Entries taken from a collection
==*==
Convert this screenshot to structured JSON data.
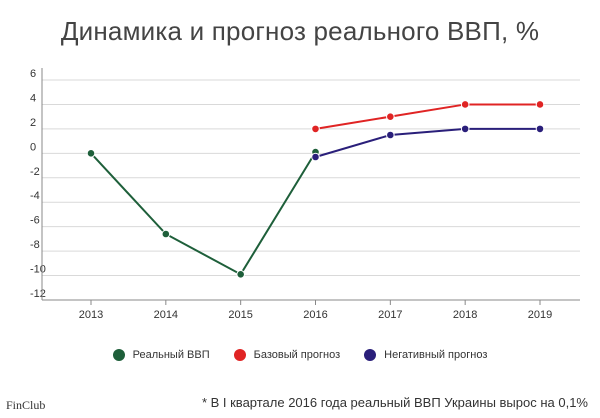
{
  "chart_data": {
    "type": "line",
    "title": "Динамика и прогноз реального ВВП, %",
    "categories": [
      "2013",
      "2014",
      "2015",
      "2016",
      "2017",
      "2018",
      "2019"
    ],
    "y_ticks": [
      "6",
      "4",
      "2",
      "0",
      "-2",
      "-4",
      "-6",
      "-8",
      "-10",
      "-12"
    ],
    "ylim": [
      -12,
      6
    ],
    "grid": "horizontal",
    "legend_position": "bottom",
    "series": [
      {
        "name": "Реальный ВВП",
        "color": "#1e5f3a",
        "x": [
          "2013",
          "2014",
          "2015",
          "2016"
        ],
        "values": [
          0.0,
          -6.6,
          -9.9,
          0.1
        ]
      },
      {
        "name": "Базовый прогноз",
        "color": "#e02424",
        "x": [
          "2016",
          "2017",
          "2018",
          "2019"
        ],
        "values": [
          2.0,
          3.0,
          4.0,
          4.0
        ]
      },
      {
        "name": "Негативный прогноз",
        "color": "#2a1f7a",
        "x": [
          "2016",
          "2017",
          "2018",
          "2019"
        ],
        "values": [
          -0.3,
          1.5,
          2.0,
          2.0
        ]
      }
    ]
  },
  "footnote": "* В I квартале 2016 года реальный ВВП Украины вырос на 0,1%",
  "brand": "FinClub"
}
==*==
▶ **Given instruction**: Pictures are not part of the copy; output everything else in the records exactly.

▶ **Task answer**:
Convert this screenshot to structured JSON data.
{
  "chart_data": {
    "type": "line",
    "title": "Динамика и прогноз реального ВВП, %",
    "categories": [
      "2013",
      "2014",
      "2015",
      "2016",
      "2017",
      "2018",
      "2019"
    ],
    "y_ticks": [
      "6",
      "4",
      "2",
      "0",
      "-2",
      "-4",
      "-6",
      "-8",
      "-10",
      "-12"
    ],
    "ylim": [
      -12,
      6
    ],
    "grid": "horizontal",
    "legend_position": "bottom",
    "series": [
      {
        "name": "Реальный ВВП",
        "color": "#1e5f3a",
        "x": [
          "2013",
          "2014",
          "2015",
          "2016"
        ],
        "values": [
          0.0,
          -6.6,
          -9.9,
          0.1
        ]
      },
      {
        "name": "Базовый прогноз",
        "color": "#e02424",
        "x": [
          "2016",
          "2017",
          "2018",
          "2019"
        ],
        "values": [
          2.0,
          3.0,
          4.0,
          4.0
        ]
      },
      {
        "name": "Негативный прогноз",
        "color": "#2a1f7a",
        "x": [
          "2016",
          "2017",
          "2018",
          "2019"
        ],
        "values": [
          -0.3,
          1.5,
          2.0,
          2.0
        ]
      }
    ]
  },
  "footnote": "* В I квартале 2016 года реальный ВВП Украины вырос на 0,1%",
  "brand": "FinClub"
}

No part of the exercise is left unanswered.